Keep only the lines that hold the string "title", filtering out the rest of the entries below.

§ Input material:
-- Begin --

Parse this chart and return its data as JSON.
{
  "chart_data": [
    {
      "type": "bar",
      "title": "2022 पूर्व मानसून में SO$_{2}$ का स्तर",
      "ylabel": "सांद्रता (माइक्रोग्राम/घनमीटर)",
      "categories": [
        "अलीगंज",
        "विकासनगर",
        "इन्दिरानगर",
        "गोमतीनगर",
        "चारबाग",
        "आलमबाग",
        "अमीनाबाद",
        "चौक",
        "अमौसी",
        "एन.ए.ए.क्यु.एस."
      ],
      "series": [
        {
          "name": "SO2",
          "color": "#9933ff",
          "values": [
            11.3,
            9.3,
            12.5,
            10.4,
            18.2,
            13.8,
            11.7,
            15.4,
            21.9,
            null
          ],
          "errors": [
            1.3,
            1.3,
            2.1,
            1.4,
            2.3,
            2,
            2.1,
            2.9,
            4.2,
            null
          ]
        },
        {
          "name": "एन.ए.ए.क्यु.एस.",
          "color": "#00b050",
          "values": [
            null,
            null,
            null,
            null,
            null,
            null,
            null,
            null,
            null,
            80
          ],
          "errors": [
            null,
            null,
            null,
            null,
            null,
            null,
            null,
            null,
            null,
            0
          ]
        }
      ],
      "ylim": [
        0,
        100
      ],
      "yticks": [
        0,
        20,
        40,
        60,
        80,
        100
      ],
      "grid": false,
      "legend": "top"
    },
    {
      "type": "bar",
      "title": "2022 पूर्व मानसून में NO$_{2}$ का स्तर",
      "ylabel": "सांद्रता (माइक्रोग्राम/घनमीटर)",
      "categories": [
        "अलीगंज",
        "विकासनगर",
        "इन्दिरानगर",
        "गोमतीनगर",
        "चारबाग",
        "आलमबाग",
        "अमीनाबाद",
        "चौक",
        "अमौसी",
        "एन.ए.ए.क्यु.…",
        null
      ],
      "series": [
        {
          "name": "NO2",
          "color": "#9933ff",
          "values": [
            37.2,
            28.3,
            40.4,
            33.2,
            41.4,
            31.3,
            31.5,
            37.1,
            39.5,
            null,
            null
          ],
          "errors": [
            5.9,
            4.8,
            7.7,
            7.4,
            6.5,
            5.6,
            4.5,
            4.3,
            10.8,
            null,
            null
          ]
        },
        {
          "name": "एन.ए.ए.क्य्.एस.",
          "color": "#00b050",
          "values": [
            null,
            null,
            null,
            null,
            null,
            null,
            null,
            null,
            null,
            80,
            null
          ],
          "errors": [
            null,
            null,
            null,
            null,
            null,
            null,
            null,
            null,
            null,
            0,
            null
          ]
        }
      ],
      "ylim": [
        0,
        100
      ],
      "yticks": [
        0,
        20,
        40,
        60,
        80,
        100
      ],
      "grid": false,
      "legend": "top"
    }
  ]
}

-- End --

§ Response below:
      "title": "2022 पूर्व मानसून में SO$_{2}$ का स्तर",
      "title": "2022 पूर्व मानसून में NO$_{2}$ का स्तर",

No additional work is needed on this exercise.